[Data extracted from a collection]
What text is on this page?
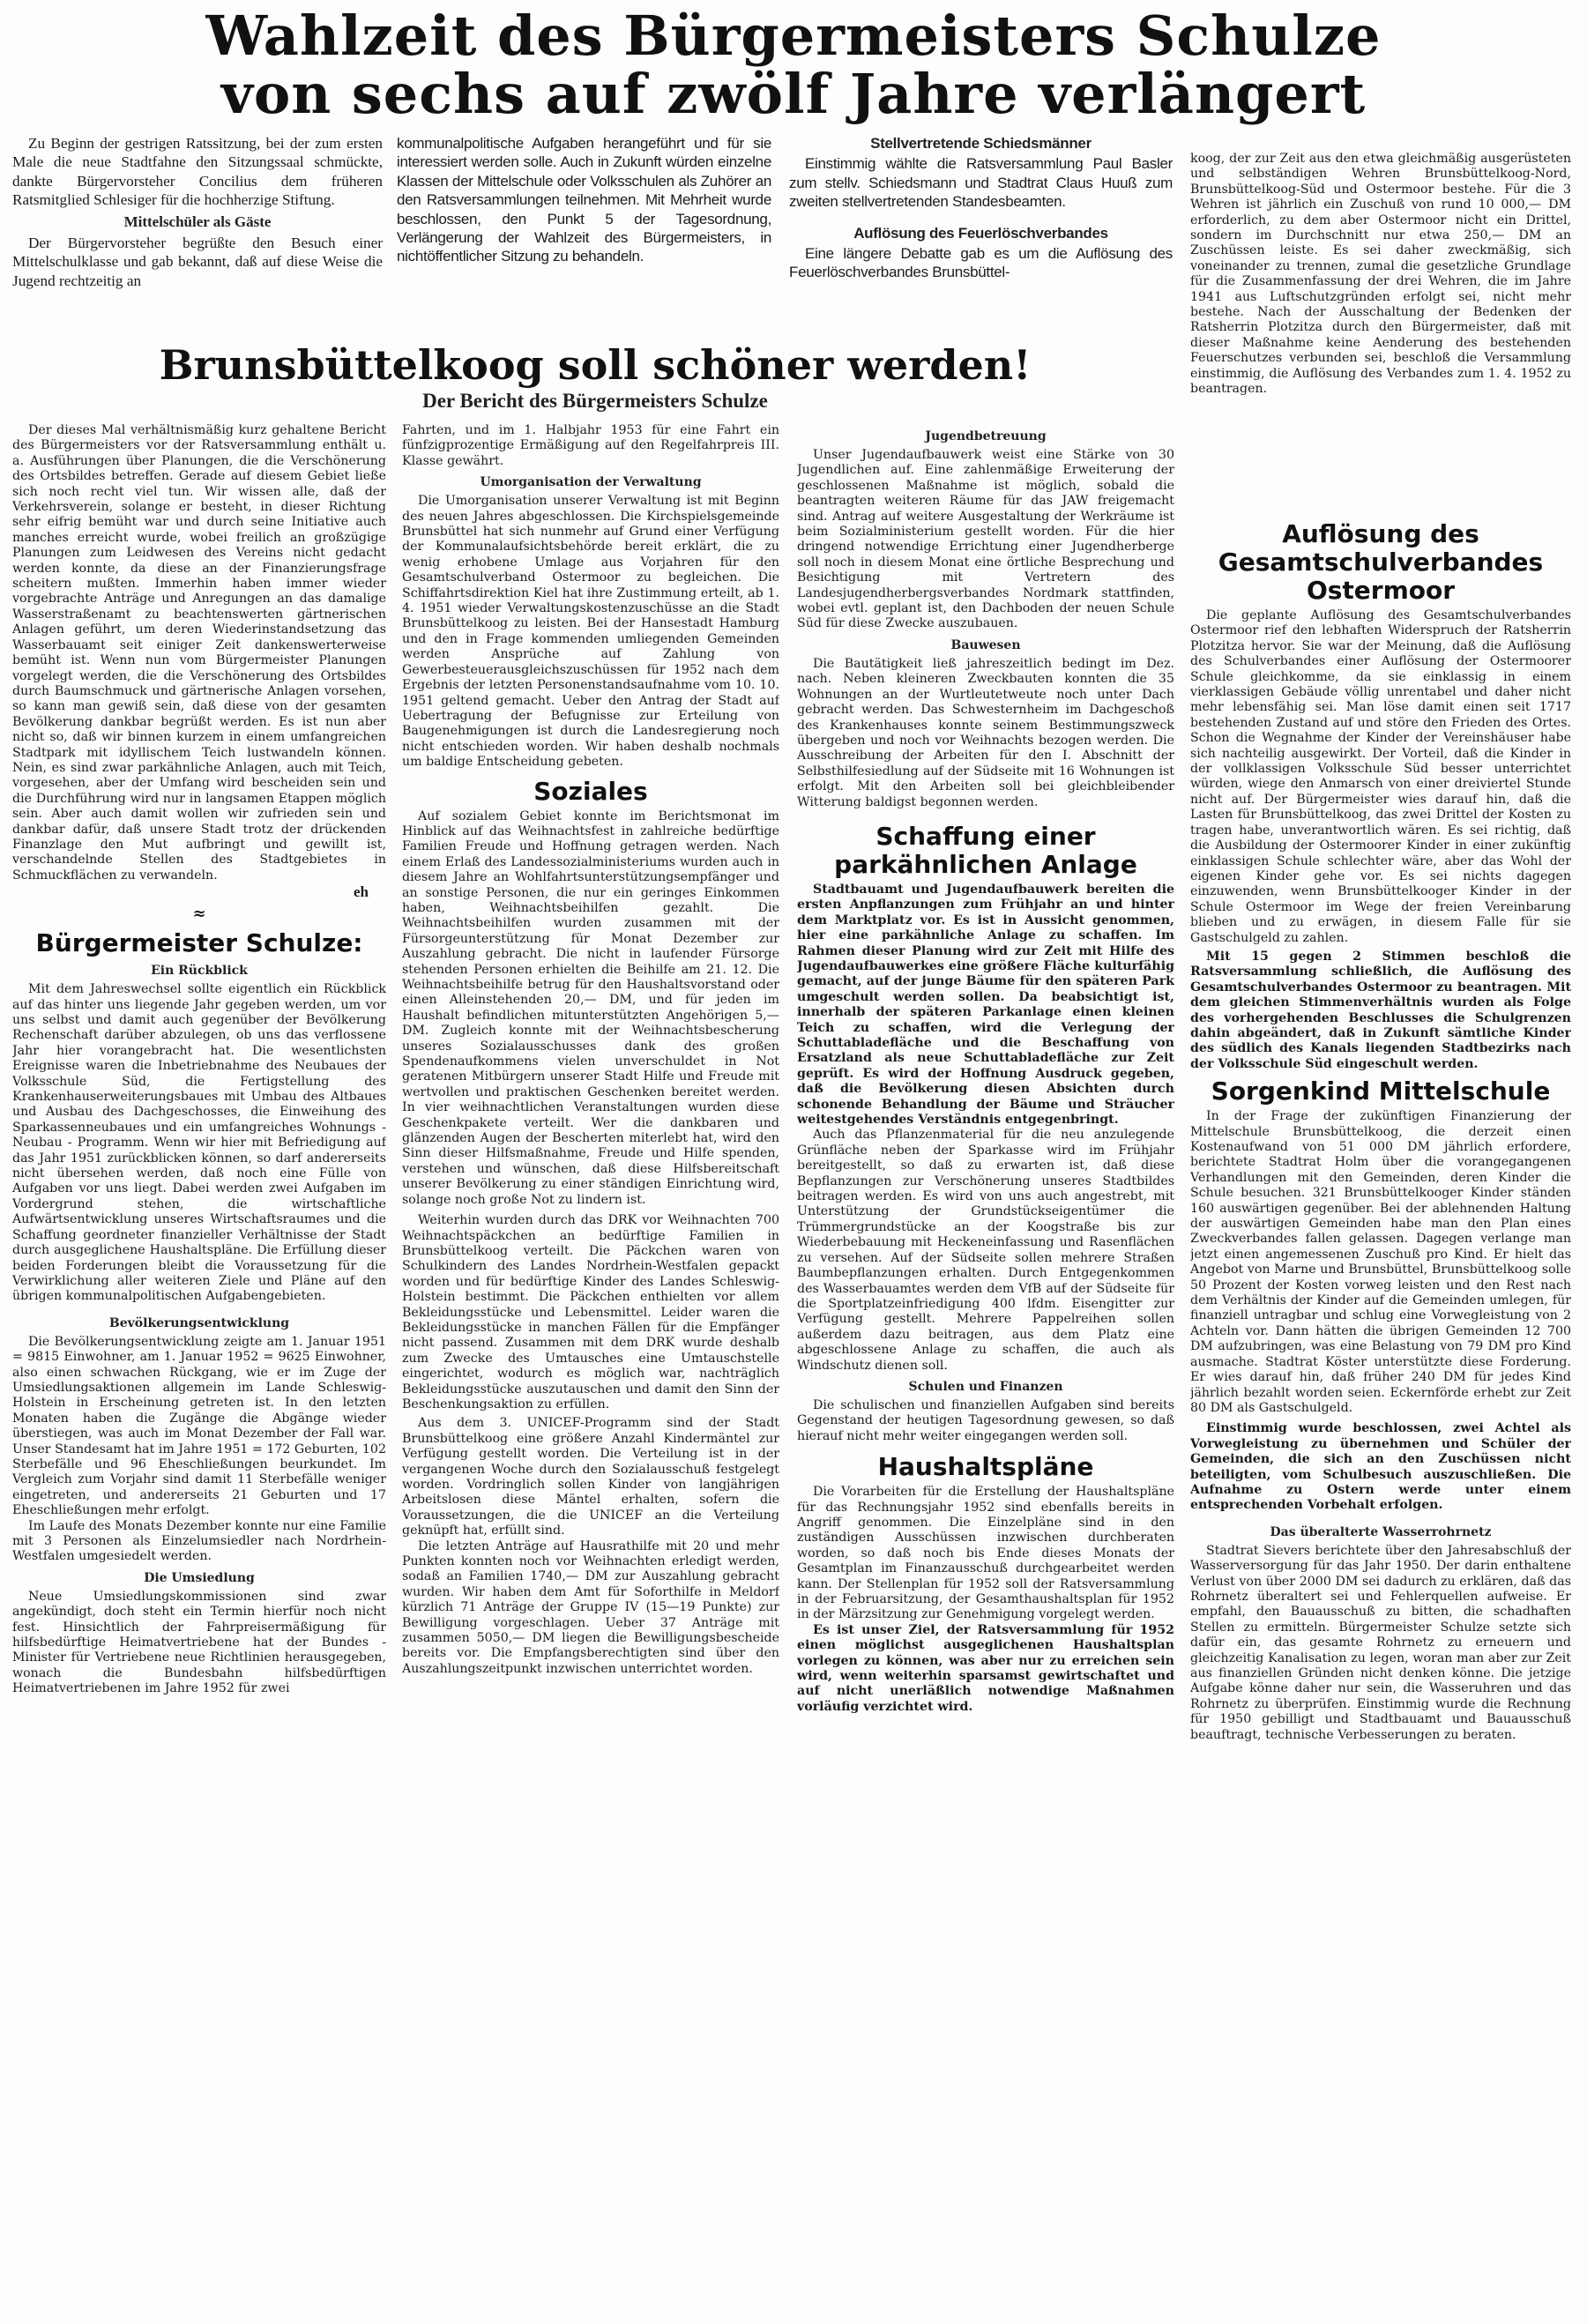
Wahlzeit des Bürgermeisters Schulze
von sechs auf zwölf Jahre verlängert

Zu Beginn der gestrigen Ratssitzung, bei der zum ersten Male die neue Stadtfahne den Sitzungssaal schmückte, dankte Bürgervorsteher Concilius dem früheren Ratsmitglied Schlesiger für die hochherzige Stiftung.

Mittelschüler als Gäste

Der Bürgervorsteher begrüßte den Besuch einer Mittelschulklasse und gab bekannt, daß auf diese Weise die Jugend rechtzeitig an

kommunalpolitische Aufgaben herangeführt und für sie interessiert werden solle. Auch in Zukunft würden einzelne Klassen der Mittelschule oder Volksschulen als Zuhörer an den Ratsversammlungen teilnehmen. Mit Mehrheit wurde beschlossen, den Punkt 5 der Tagesordnung, Verlängerung der Wahlzeit des Bürgermeisters, in nichtöffentlicher Sitzung zu behandeln.

Stellvertretende Schiedsmänner

Einstimmig wählte die Ratsversammlung Paul Basler zum stellv. Schiedsmann und Stadtrat Claus Huuß zum zweiten stellvertretenden Standesbeamten.

Auflösung des Feuerlöschverbandes

Eine längere Debatte gab es um die Auflösung des Feuerlöschverbandes Brunsbüttel-

koog, der zur Zeit aus den etwa gleichmäßig ausgerüsteten und selbständigen Wehren Brunsbüttelkoog-Nord, Brunsbüttelkoog-Süd und Ostermoor bestehe. Für die 3 Wehren ist jährlich ein Zuschuß von rund 10 000,— DM erforderlich, zu dem aber Ostermoor nicht ein Drittel, sondern im Durchschnitt nur etwa 250,— DM an Zuschüssen leiste. Es sei daher zweckmäßig, sich voneinander zu trennen, zumal die gesetzliche Grundlage für die Zusammenfassung der drei Wehren, die im Jahre 1941 aus Luftschutzgründen erfolgt sei, nicht mehr bestehe. Nach der Ausschaltung der Bedenken der Ratsherrin Plotzitza durch den Bürgermeister, daß mit dieser Maßnahme keine Aenderung des bestehenden Feuerschutzes verbunden sei, beschloß die Versammlung einstimmig, die Auflösung des Verbandes zum 1. 4. 1952 zu beantragen.

Brunsbüttelkoog soll schöner werden!
Der Bericht des Bürgermeisters Schulze

Der dieses Mal verhältnismäßig kurz gehaltene Bericht des Bürgermeisters vor der Ratsversammlung enthält u. a. Ausführungen über Planungen, die die Verschönerung des Ortsbildes betreffen. Gerade auf diesem Gebiet ließe sich noch recht viel tun. Wir wissen alle, daß der Verkehrsverein, solange er besteht, in dieser Richtung sehr eifrig bemüht war und durch seine Initiative auch manches erreicht wurde, wobei freilich an großzügige Planungen zum Leidwesen des Vereins nicht gedacht werden konnte, da diese an der Finanzierungsfrage scheitern mußten. Immerhin haben immer wieder vorgebrachte Anträge und Anregungen an das damalige Wasserstraßenamt zu beachtenswerten gärtnerischen Anlagen geführt, um deren Wiederinstandsetzung das Wasserbauamt seit einiger Zeit dankenswerterweise bemüht ist. Wenn nun vom Bürgermeister Planungen vorgelegt werden, die die Verschönerung des Ortsbildes durch Baumschmuck und gärtnerische Anlagen vorsehen, so kann man gewiß sein, daß diese von der gesamten Bevölkerung dankbar begrüßt werden. Es ist nun aber nicht so, daß wir binnen kurzem in einem umfangreichen Stadtpark mit idyllischem Teich lustwandeln können. Nein, es sind zwar parkähnliche Anlagen, auch mit Teich, vorgesehen, aber der Umfang wird bescheiden sein und die Durchführung wird nur in langsamen Etappen möglich sein. Aber auch damit wollen wir zufrieden sein und dankbar dafür, daß unsere Stadt trotz der drückenden Finanzlage den Mut aufbringt und gewillt ist, verschandelnde Stellen des Stadtgebietes in Schmuckflächen zu verwandeln.

eh
≈
Bürgermeister Schulze:
Ein Rückblick

Mit dem Jahreswechsel sollte eigentlich ein Rückblick auf das hinter uns liegende Jahr gegeben werden, um vor uns selbst und damit auch gegenüber der Bevölkerung Rechenschaft darüber abzulegen, ob uns das verflossene Jahr hier vorangebracht hat. Die wesentlichsten Ereignisse waren die Inbetriebnahme des Neubaues der Volksschule Süd, die Fertigstellung des Krankenhauserweiterungsbaues mit Umbau des Altbaues und Ausbau des Dachgeschosses, die Einweihung des Sparkassenneubaues und ein umfangreiches Wohnungs - Neubau - Programm. Wenn wir hier mit Befriedigung auf das Jahr 1951 zurückblicken können, so darf andererseits nicht übersehen werden, daß noch eine Fülle von Aufgaben vor uns liegt. Dabei werden zwei Aufgaben im Vordergrund stehen, die wirtschaftliche Aufwärtsentwicklung unseres Wirtschaftsraumes und die Schaffung geordneter finanzieller Verhältnisse der Stadt durch ausgeglichene Haushaltspläne. Die Erfüllung dieser beiden Forderungen bleibt die Voraussetzung für die Verwirklichung aller weiteren Ziele und Pläne auf den übrigen kommunalpolitischen Aufgabengebieten.

Bevölkerungsentwicklung

Die Bevölkerungsentwicklung zeigte am 1. Januar 1951 = 9815 Einwohner, am 1. Januar 1952 = 9625 Einwohner, also einen schwachen Rückgang, wie er im Zuge der Umsiedlungsaktionen allgemein im Lande Schleswig-Holstein in Erscheinung getreten ist. In den letzten Monaten haben die Zugänge die Abgänge wieder überstiegen, was auch im Monat Dezember der Fall war. Unser Standesamt hat im Jahre 1951 = 172 Geburten, 102 Sterbefälle und 96 Eheschließungen beurkundet. Im Vergleich zum Vorjahr sind damit 11 Sterbefälle weniger eingetreten, und andererseits 21 Geburten und 17 Eheschließungen mehr erfolgt.

Im Laufe des Monats Dezember konnte nur eine Familie mit 3 Personen als Einzelumsiedler nach Nordrhein-Westfalen umgesiedelt werden.

Die Umsiedlung

Neue Umsiedlungskommissionen sind zwar angekündigt, doch steht ein Termin hierfür noch nicht fest. Hinsichtlich der Fahrpreisermäßigung für hilfsbedürftige Heimatvertriebene hat der Bundes - Minister für Vertriebene neue Richtlinien herausgegeben, wonach die Bundesbahn hilfsbedürftigen Heimatvertriebenen im Jahre 1952 für zwei

Fahrten, und im 1. Halbjahr 1953 für eine Fahrt ein fünfzigprozentige Ermäßigung auf den Regelfahrpreis III. Klasse gewährt.

Umorganisation der Verwaltung

Die Umorganisation unserer Verwaltung ist mit Beginn des neuen Jahres abgeschlossen. Die Kirchspielsgemeinde Brunsbüttel hat sich nunmehr auf Grund einer Verfügung der Kommunalaufsichtsbehörde bereit erklärt, die zu wenig erhobene Umlage aus Vorjahren für den Gesamtschulverband Ostermoor zu begleichen. Die Schiffahrtsdirektion Kiel hat ihre Zustimmung erteilt, ab 1. 4. 1951 wieder Verwaltungskostenzuschüsse an die Stadt Brunsbüttelkoog zu leisten. Bei der Hansestadt Hamburg und den in Frage kommenden umliegenden Gemeinden werden Ansprüche auf Zahlung von Gewerbesteuerausgleichszuschüssen für 1952 nach dem Ergebnis der letzten Personenstandsaufnahme vom 10. 10. 1951 geltend gemacht. Ueber den Antrag der Stadt auf Uebertragung der Befugnisse zur Erteilung von Baugenehmigungen ist durch die Landesregierung noch nicht entschieden worden. Wir haben deshalb nochmals um baldige Entscheidung gebeten.

Soziales

Auf sozialem Gebiet konnte im Berichtsmonat im Hinblick auf das Weihnachtsfest in zahlreiche bedürftige Familien Freude und Hoffnung getragen werden. Nach einem Erlaß des Landessozialministeriums wurden auch in diesem Jahre an Wohlfahrtsunterstützungsempfänger und an sonstige Personen, die nur ein geringes Einkommen haben, Weihnachtsbeihilfen gezahlt. Die Weihnachtsbeihilfen wurden zusammen mit der Fürsorgeunterstützung für Monat Dezember zur Auszahlung gebracht. Die nicht in laufender Fürsorge stehenden Personen erhielten die Beihilfe am 21. 12. Die Weihnachtsbeihilfe betrug für den Haushaltsvorstand oder einen Alleinstehenden 20,— DM, und für jeden im Haushalt befindlichen mitunterstützten Angehörigen 5,— DM. Zugleich konnte mit der Weihnachtsbescherung unseres Sozialausschusses dank des großen Spendenaufkommens vielen unverschuldet in Not geratenen Mitbürgern unserer Stadt Hilfe und Freude mit wertvollen und praktischen Geschenken bereitet werden. In vier weihnachtlichen Veranstaltungen wurden diese Geschenkpakete verteilt. Wer die dankbaren und glänzenden Augen der Bescherten miterlebt hat, wird den Sinn dieser Hilfsmaßnahme, Freude und Hilfe spenden, verstehen und wünschen, daß diese Hilfsbereitschaft unserer Bevölkerung zu einer ständigen Einrichtung wird, solange noch große Not zu lindern ist.

Weiterhin wurden durch das DRK vor Weihnachten 700 Weihnachtspäckchen an bedürftige Familien in Brunsbüttelkoog verteilt. Die Päckchen waren von Schulkindern des Landes Nordrhein-Westfalen gepackt worden und für bedürftige Kinder des Landes Schleswig-Holstein bestimmt. Die Päckchen enthielten vor allem Bekleidungsstücke und Lebensmittel. Leider waren die Bekleidungsstücke in manchen Fällen für die Empfänger nicht passend. Zusammen mit dem DRK wurde deshalb zum Zwecke des Umtausches eine Umtauschstelle eingerichtet, wodurch es möglich war, nachträglich Bekleidungsstücke auszutauschen und damit den Sinn der Beschenkungsaktion zu erfüllen.

Aus dem 3. UNICEF-Programm sind der Stadt Brunsbüttelkoog eine größere Anzahl Kindermäntel zur Verfügung gestellt worden. Die Verteilung ist in der vergangenen Woche durch den Sozialausschuß festgelegt worden. Vordringlich sollen Kinder von langjährigen Arbeitslosen diese Mäntel erhalten, sofern die Voraussetzungen, die die UNICEF an die Verteilung geknüpft hat, erfüllt sind.

Die letzten Anträge auf Hausrathilfe mit 20 und mehr Punkten konnten noch vor Weihnachten erledigt werden, sodaß an Familien 1740,— DM zur Auszahlung gebracht wurden. Wir haben dem Amt für Soforthilfe in Meldorf kürzlich 71 Anträge der Gruppe IV (15—19 Punkte) zur Bewilligung vorgeschlagen. Ueber 37 Anträge mit zusammen 5050,— DM liegen die Bewilligungsbescheide bereits vor. Die Empfangsberechtigten sind über den Auszahlungszeitpunkt inzwischen unterrichtet worden.

Jugendbetreuung

Unser Jugendaufbauwerk weist eine Stärke von 30 Jugendlichen auf. Eine zahlenmäßige Erweiterung der geschlossenen Maßnahme ist möglich, sobald die beantragten weiteren Räume für das JAW freigemacht sind. Antrag auf weitere Ausgestaltung der Werkräume ist beim Sozialministerium gestellt worden. Für die hier dringend notwendige Errichtung einer Jugendherberge soll noch in diesem Monat eine örtliche Besprechung und Besichtigung mit Vertretern des Landesjugendherbergsverbandes Nordmark stattfinden, wobei evtl. geplant ist, den Dachboden der neuen Schule Süd für diese Zwecke auszubauen.

Bauwesen

Die Bautätigkeit ließ jahreszeitlich bedingt im Dez. nach. Neben kleineren Zweckbauten konnten die 35 Wohnungen an der Wurtleutetweute noch unter Dach gebracht werden. Das Schwesternheim im Dachgeschoß des Krankenhauses konnte seinem Bestimmungszweck übergeben und noch vor Weihnachts bezogen werden. Die Ausschreibung der Arbeiten für den I. Abschnitt der Selbsthilfesiedlung auf der Südseite mit 16 Wohnungen ist erfolgt. Mit den Arbeiten soll bei gleichbleibender Witterung baldigst begonnen werden.

Schaffung einer parkähnlichen Anlage

Stadtbauamt und Jugendaufbauwerk bereiten die ersten Anpflanzungen zum Frühjahr an und hinter dem Marktplatz vor. Es ist in Aussicht genommen, hier eine parkähnliche Anlage zu schaffen. Im Rahmen dieser Planung wird zur Zeit mit Hilfe des Jugendaufbauwerkes eine größere Fläche kulturfähig gemacht, auf der junge Bäume für den späteren Park umgeschult werden sollen. Da beabsichtigt ist, innerhalb der späteren Parkanlage einen kleinen Teich zu schaffen, wird die Verlegung der Schuttabladefläche und die Beschaffung von Ersatzland als neue Schuttabladefläche zur Zeit geprüft. Es wird der Hoffnung Ausdruck gegeben, daß die Bevölkerung diesen Absichten durch schonende Behandlung der Bäume und Sträucher weitestgehendes Verständnis entgegenbringt.

Auch das Pflanzenmaterial für die neu anzulegende Grünfläche neben der Sparkasse wird im Frühjahr bereitgestellt, so daß zu erwarten ist, daß diese Bepflanzungen zur Verschönerung unseres Stadtbildes beitragen werden. Es wird von uns auch angestrebt, mit Unterstützung der Grundstückseigentümer die Trümmergrundstücke an der Koogstraße bis zur Wiederbebauung mit Heckeneinfassung und Rasenflächen zu versehen. Auf der Südseite sollen mehrere Straßen Baumbepflanzungen erhalten. Durch Entgegenkommen des Wasserbauamtes werden dem VfB auf der Südseite für die Sportplatzeinfriedigung 400 lfdm. Eisengitter zur Verfügung gestellt. Mehrere Pappelreihen sollen außerdem dazu beitragen, aus dem Platz eine abgeschlossene Anlage zu schaffen, die auch als Windschutz dienen soll.

Schulen und Finanzen

Die schulischen und finanziellen Aufgaben sind bereits Gegenstand der heutigen Tagesordnung gewesen, so daß hierauf nicht mehr weiter eingegangen werden soll.

Haushaltspläne

Die Vorarbeiten für die Erstellung der Haushaltspläne für das Rechnungsjahr 1952 sind ebenfalls bereits in Angriff genommen. Die Einzelpläne sind in den zuständigen Ausschüssen inzwischen durchberaten worden, so daß noch bis Ende dieses Monats der Gesamtplan im Finanzausschuß durchgearbeitet werden kann. Der Stellenplan für 1952 soll der Ratsversammlung in der Februarsitzung, der Gesamthaushaltsplan für 1952 in der Märzsitzung zur Genehmigung vorgelegt werden.

Es ist unser Ziel, der Ratsversammlung für 1952 einen möglichst ausgeglichenen Haushaltsplan vorlegen zu können, was aber nur zu erreichen sein wird, wenn weiterhin sparsamst gewirtschaftet und auf nicht unerläßlich notwendige Maßnahmen vorläufig verzichtet wird.

Auflösung des Gesamtschulverbandes Ostermoor

Die geplante Auflösung des Gesamtschulverbandes Ostermoor rief den lebhaften Widerspruch der Ratsherrin Plotzitza hervor. Sie war der Meinung, daß die Auflösung des Schulverbandes einer Auflösung der Ostermoorer Schule gleichkomme, da sie einklassig in einem vierklassigen Gebäude völlig unrentabel und daher nicht mehr lebensfähig sei. Man löse damit einen seit 1717 bestehenden Zustand auf und störe den Frieden des Ortes. Schon die Wegnahme der Kinder der Vereinshäuser habe sich nachteilig ausgewirkt. Der Vorteil, daß die Kinder in der vollklassigen Volksschule Süd besser unterrichtet würden, wiege den Anmarsch von einer dreiviertel Stunde nicht auf. Der Bürgermeister wies darauf hin, daß die Lasten für Brunsbüttelkoog, das zwei Drittel der Kosten zu tragen habe, unverantwortlich wären. Es sei richtig, daß die Ausbildung der Ostermoorer Kinder in einer zukünftig einklassigen Schule schlechter wäre, aber das Wohl der eigenen Kinder gehe vor. Es sei nichts dagegen einzuwenden, wenn Brunsbüttelkooger Kinder in der Schule Ostermoor im Wege der freien Vereinbarung blieben und zu erwägen, in diesem Falle für sie Gastschulgeld zu zahlen.

Mit 15 gegen 2 Stimmen beschloß die Ratsversammlung schließlich, die Auflösung des Gesamtschulverbandes Ostermoor zu beantragen. Mit dem gleichen Stimmenverhältnis wurden als Folge des vorhergehenden Beschlusses die Schulgrenzen dahin abgeändert, daß in Zukunft sämtliche Kinder des südlich des Kanals liegenden Stadtbezirks nach der Volksschule Süd eingeschult werden.

Sorgenkind Mittelschule

In der Frage der zukünftigen Finanzierung der Mittelschule Brunsbüttelkoog, die derzeit einen Kostenaufwand von 51 000 DM jährlich erfordere, berichtete Stadtrat Holm über die vorangegangenen Verhandlungen mit den Gemeinden, deren Kinder die Schule besuchen. 321 Brunsbüttelkooger Kinder ständen 160 auswärtigen gegenüber. Bei der ablehnenden Haltung der auswärtigen Gemeinden habe man den Plan eines Zweckverbandes fallen gelassen. Dagegen verlange man jetzt einen angemessenen Zuschuß pro Kind. Er hielt das Angebot von Marne und Brunsbüttel, Brunsbüttelkoog solle 50 Prozent der Kosten vorweg leisten und den Rest nach dem Verhältnis der Kinder auf die Gemeinden umlegen, für finanziell untragbar und schlug eine Vorwegleistung von 2 Achteln vor. Dann hätten die übrigen Gemeinden 12 700 DM aufzubringen, was eine Belastung von 79 DM pro Kind ausmache. Stadtrat Köster unterstützte diese Forderung. Er wies darauf hin, daß früher 240 DM für jedes Kind jährlich bezahlt worden seien. Eckernförde erhebt zur Zeit 80 DM als Gastschulgeld.

Einstimmig wurde beschlossen, zwei Achtel als Vorwegleistung zu übernehmen und Schüler der Gemeinden, die sich an den Zuschüssen nicht beteiligten, vom Schulbesuch auszuschließen. Die Aufnahme zu Ostern werde unter einem entsprechenden Vorbehalt erfolgen.

Das überalterte Wasserrohrnetz

Stadtrat Sievers berichtete über den Jahresabschluß der Wasserversorgung für das Jahr 1950. Der darin enthaltene Verlust von über 2000 DM sei dadurch zu erklären, daß das Rohrnetz überaltert sei und Fehlerquellen aufweise. Er empfahl, den Bauausschuß zu bitten, die schadhaften Stellen zu ermitteln. Bürgermeister Schulze setzte sich dafür ein, das gesamte Rohrnetz zu erneuern und gleichzeitig Kanalisation zu legen, woran man aber zur Zeit aus finanziellen Gründen nicht denken könne. Die jetzige Aufgabe könne daher nur sein, die Wasseruhren und das Rohrnetz zu überprüfen. Einstimmig wurde die Rechnung für 1950 gebilligt und Stadtbauamt und Bauausschuß beauftragt, technische Verbesserungen zu beraten.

→ **Problem to solve**: Copy each line of the entries in which the string "Bevölkerungsentwicklung" is found.

→ **Answer**:
Bevölkerungsentwicklung
Die Bevölkerungsentwicklung zeigte am 1. Januar 1951 = 9815 Einwohner, am 1. Januar 1952 = 9625 Einwohner, also einen schwachen Rückgang, wie er im Zuge der Umsiedlungsaktionen allgemein im Lande Schleswig-Holstein in Erscheinung getreten ist. In den letzten Monaten haben die Zugänge die Abgänge wieder überstiegen, was auch im Monat Dezember der Fall war. Unser Standesamt hat im Jahre 1951 = 172 Geburten, 102 Sterbefälle und 96 Eheschließungen beurkundet. Im Vergleich zum Vorjahr sind damit 11 Sterbefälle weniger eingetreten, und andererseits 21 Geburten und 17 Eheschließungen mehr erfolgt.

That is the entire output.